-- Data for this task --

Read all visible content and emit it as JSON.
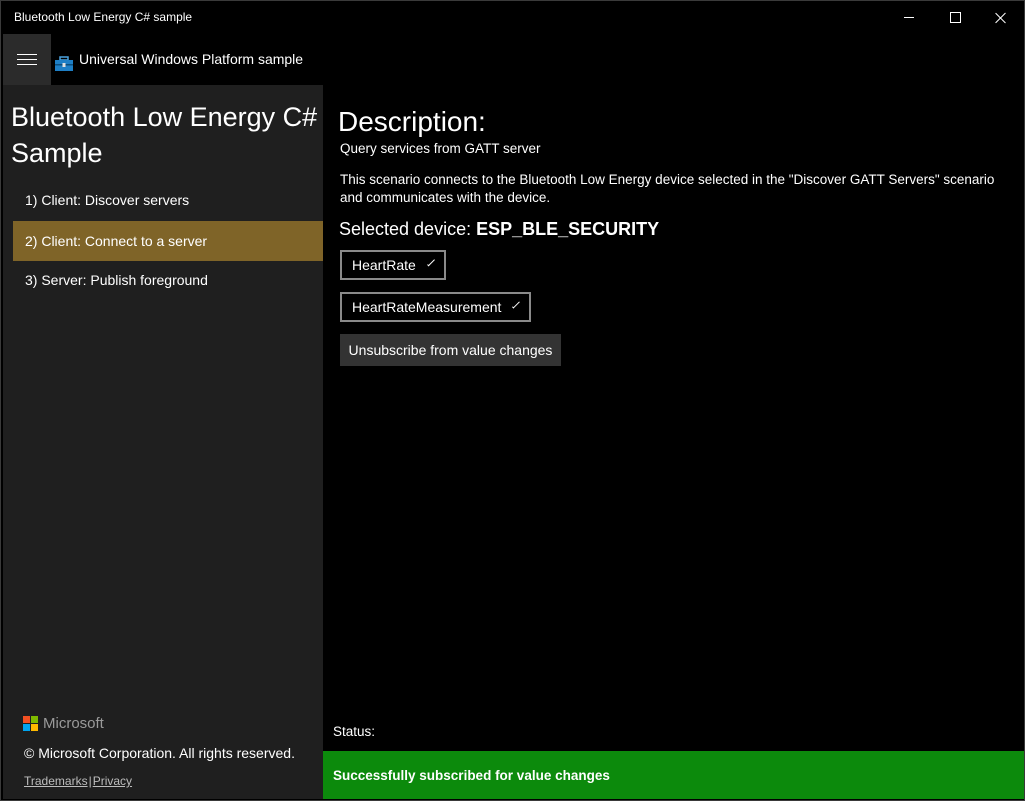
{
  "window": {
    "title": "Bluetooth Low Energy C# sample"
  },
  "header": {
    "app_title": "Universal Windows Platform sample",
    "menu_icon": "hamburger-icon",
    "app_icon": "toolbox-icon"
  },
  "sidebar": {
    "title": "Bluetooth Low Energy C# Sample",
    "items": [
      {
        "label": "1) Client: Discover servers",
        "selected": false
      },
      {
        "label": "2) Client: Connect to a server",
        "selected": true
      },
      {
        "label": "3) Server: Publish foreground",
        "selected": false
      }
    ],
    "footer": {
      "brand": "Microsoft",
      "copyright": "© Microsoft Corporation. All rights reserved.",
      "trademarks": "Trademarks",
      "separator": "|",
      "privacy": "Privacy"
    }
  },
  "main": {
    "heading": "Description:",
    "subtitle": "Query services from GATT server",
    "body": "This scenario connects to the Bluetooth Low Energy device selected in the \"Discover GATT Servers\" scenario and communicates with the device.",
    "selected_device_label": "Selected device:",
    "selected_device_name": "ESP_BLE_SECURITY",
    "service_combo": {
      "selected": "HeartRate"
    },
    "characteristic_combo": {
      "selected": "HeartRateMeasurement"
    },
    "unsubscribe_button": "Unsubscribe from value changes"
  },
  "status": {
    "label": "Status:",
    "message": "Successfully subscribed for value changes"
  },
  "colors": {
    "selected_nav": "#7f6428",
    "status_success": "#0c8a0c",
    "sidebar_bg": "#1f1f1f"
  }
}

-- Description of the task --
Every line of text is to be repeated exactly; pictures are left out.

-- Task response --
Read all visible content and emit it as JSON.
{
  "window": {
    "title": "Bluetooth Low Energy C# sample"
  },
  "header": {
    "app_title": "Universal Windows Platform sample",
    "menu_icon": "hamburger-icon",
    "app_icon": "toolbox-icon"
  },
  "sidebar": {
    "title": "Bluetooth Low Energy C# Sample",
    "items": [
      {
        "label": "1) Client: Discover servers",
        "selected": false
      },
      {
        "label": "2) Client: Connect to a server",
        "selected": true
      },
      {
        "label": "3) Server: Publish foreground",
        "selected": false
      }
    ],
    "footer": {
      "brand": "Microsoft",
      "copyright": "© Microsoft Corporation. All rights reserved.",
      "trademarks": "Trademarks",
      "separator": "|",
      "privacy": "Privacy"
    }
  },
  "main": {
    "heading": "Description:",
    "subtitle": "Query services from GATT server",
    "body": "This scenario connects to the Bluetooth Low Energy device selected in the \"Discover GATT Servers\" scenario and communicates with the device.",
    "selected_device_label": "Selected device:",
    "selected_device_name": "ESP_BLE_SECURITY",
    "service_combo": {
      "selected": "HeartRate"
    },
    "characteristic_combo": {
      "selected": "HeartRateMeasurement"
    },
    "unsubscribe_button": "Unsubscribe from value changes"
  },
  "status": {
    "label": "Status:",
    "message": "Successfully subscribed for value changes"
  },
  "colors": {
    "selected_nav": "#7f6428",
    "status_success": "#0c8a0c",
    "sidebar_bg": "#1f1f1f"
  }
}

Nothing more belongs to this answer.